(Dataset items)

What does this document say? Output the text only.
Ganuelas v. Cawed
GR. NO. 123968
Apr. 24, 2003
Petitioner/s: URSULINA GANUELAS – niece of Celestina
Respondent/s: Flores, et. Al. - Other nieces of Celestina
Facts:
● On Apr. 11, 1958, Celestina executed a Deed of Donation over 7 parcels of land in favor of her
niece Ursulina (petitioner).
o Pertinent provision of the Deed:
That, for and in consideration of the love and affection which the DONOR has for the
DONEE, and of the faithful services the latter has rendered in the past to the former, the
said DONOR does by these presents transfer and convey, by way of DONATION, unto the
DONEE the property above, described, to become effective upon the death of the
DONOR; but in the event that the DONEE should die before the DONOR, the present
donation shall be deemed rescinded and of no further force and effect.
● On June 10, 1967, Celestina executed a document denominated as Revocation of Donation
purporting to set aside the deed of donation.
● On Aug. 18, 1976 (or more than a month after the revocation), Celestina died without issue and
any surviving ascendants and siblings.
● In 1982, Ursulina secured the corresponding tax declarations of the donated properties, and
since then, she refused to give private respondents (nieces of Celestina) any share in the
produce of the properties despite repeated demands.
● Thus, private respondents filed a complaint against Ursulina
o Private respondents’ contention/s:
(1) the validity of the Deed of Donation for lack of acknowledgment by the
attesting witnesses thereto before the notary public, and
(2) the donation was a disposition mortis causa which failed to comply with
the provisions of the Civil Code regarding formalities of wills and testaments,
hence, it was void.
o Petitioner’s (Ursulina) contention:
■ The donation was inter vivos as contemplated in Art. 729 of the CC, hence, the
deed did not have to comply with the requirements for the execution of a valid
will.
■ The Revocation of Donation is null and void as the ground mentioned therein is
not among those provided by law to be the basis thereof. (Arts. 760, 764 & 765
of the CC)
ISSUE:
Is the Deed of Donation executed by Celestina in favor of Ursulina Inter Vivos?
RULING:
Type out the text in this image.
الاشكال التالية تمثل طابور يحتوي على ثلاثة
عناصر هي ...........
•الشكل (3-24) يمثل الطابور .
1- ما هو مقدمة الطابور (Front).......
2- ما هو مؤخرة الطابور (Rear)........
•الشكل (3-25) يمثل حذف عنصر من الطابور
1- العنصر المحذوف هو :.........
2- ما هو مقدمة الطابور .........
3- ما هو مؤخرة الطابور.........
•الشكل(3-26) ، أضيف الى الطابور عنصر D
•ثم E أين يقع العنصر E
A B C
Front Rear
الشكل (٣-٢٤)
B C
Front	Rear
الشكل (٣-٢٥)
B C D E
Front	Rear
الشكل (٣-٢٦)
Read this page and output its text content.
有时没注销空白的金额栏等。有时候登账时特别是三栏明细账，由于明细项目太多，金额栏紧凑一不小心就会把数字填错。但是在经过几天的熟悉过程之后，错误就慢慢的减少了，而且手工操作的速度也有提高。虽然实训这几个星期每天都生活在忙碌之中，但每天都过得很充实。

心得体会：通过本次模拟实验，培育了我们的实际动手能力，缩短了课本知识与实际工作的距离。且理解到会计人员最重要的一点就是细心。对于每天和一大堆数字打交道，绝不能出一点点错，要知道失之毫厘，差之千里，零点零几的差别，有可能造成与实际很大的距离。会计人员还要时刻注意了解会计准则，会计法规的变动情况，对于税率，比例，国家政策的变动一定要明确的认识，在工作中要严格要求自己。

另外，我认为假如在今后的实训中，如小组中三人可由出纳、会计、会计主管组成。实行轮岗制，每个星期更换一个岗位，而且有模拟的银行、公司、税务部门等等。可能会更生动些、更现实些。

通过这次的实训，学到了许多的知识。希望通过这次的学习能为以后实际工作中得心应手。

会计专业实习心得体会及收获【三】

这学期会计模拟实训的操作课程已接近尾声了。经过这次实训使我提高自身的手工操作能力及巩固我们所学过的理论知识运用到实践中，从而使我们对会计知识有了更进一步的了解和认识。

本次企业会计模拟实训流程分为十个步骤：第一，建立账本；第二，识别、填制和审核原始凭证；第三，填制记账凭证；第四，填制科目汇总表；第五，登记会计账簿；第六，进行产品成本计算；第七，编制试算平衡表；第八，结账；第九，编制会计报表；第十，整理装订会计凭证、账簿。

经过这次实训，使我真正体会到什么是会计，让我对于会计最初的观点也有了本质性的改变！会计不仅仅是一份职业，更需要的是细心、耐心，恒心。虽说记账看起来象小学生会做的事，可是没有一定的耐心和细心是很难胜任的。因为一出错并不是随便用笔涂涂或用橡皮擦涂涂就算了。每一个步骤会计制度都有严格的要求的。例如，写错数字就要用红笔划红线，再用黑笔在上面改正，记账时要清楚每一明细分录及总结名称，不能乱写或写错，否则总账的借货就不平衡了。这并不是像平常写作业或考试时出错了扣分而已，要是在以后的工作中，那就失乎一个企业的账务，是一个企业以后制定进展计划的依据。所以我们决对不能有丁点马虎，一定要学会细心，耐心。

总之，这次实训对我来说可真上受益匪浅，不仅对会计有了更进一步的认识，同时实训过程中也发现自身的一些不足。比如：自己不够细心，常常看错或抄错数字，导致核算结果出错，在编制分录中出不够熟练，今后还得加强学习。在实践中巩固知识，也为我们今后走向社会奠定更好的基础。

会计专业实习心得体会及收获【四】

## EXERCISE AIM
Quote, without any change, each line from the one that contains "Read this page and output its text content." through the end of the material.

## ANSWER TO THE PROBLEM
Read this page and output its text content.
有时没注销空白的金额栏等。有时候登账时特别是三栏明细账，由于明细项目太多，金额栏紧凑一不小心就会把数字填错。但是在经过几天的熟悉过程之后，错误就慢慢的减少了，而且手工操作的速度也有提高。虽然实训这几个星期每天都生活在忙碌之中，但每天都过得很充实。

心得体会：通过本次模拟实验，培育了我们的实际动手能力，缩短了课本知识与实际工作的距离。且理解到会计人员最重要的一点就是细心。对于每天和一大堆数字打交道，绝不能出一点点错，要知道失之毫厘，差之千里，零点零几的差别，有可能造成与实际很大的距离。会计人员还要时刻注意了解会计准则，会计法规的变动情况，对于税率，比例，国家政策的变动一定要明确的认识，在工作中要严格要求自己。

另外，我认为假如在今后的实训中，如小组中三人可由出纳、会计、会计主管组成。实行轮岗制，每个星期更换一个岗位，而且有模拟的银行、公司、税务部门等等。可能会更生动些、更现实些。

通过这次的实训，学到了许多的知识。希望通过这次的学习能为以后实际工作中得心应手。

会计专业实习心得体会及收获【三】

这学期会计模拟实训的操作课程已接近尾声了。经过这次实训使我提高自身的手工操作能力及巩固我们所学过的理论知识运用到实践中，从而使我们对会计知识有了更进一步的了解和认识。

本次企业会计模拟实训流程分为十个步骤：第一，建立账本；第二，识别、填制和审核原始凭证；第三，填制记账凭证；第四，填制科目汇总表；第五，登记会计账簿；第六，进行产品成本计算；第七，编制试算平衡表；第八，结账；第九，编制会计报表；第十，整理装订会计凭证、账簿。

经过这次实训，使我真正体会到什么是会计，让我对于会计最初的观点也有了本质性的改变！会计不仅仅是一份职业，更需要的是细心、耐心，恒心。虽说记账看起来象小学生会做的事，可是没有一定的耐心和细心是很难胜任的。因为一出错并不是随便用笔涂涂或用橡皮擦涂涂就算了。每一个步骤会计制度都有严格的要求的。例如，写错数字就要用红笔划红线，再用黑笔在上面改正，记账时要清楚每一明细分录及总结名称，不能乱写或写错，否则总账的借货就不平衡了。这并不是像平常写作业或考试时出错了扣分而已，要是在以后的工作中，那就失乎一个企业的账务，是一个企业以后制定进展计划的依据。所以我们决对不能有丁点马虎，一定要学会细心，耐心。

总之，这次实训对我来说可真上受益匪浅，不仅对会计有了更进一步的认识，同时实训过程中也发现自身的一些不足。比如：自己不够细心，常常看错或抄错数字，导致核算结果出错，在编制分录中出不够熟练，今后还得加强学习。在实践中巩固知识，也为我们今后走向社会奠定更好的基础。

会计专业实习心得体会及收获【四】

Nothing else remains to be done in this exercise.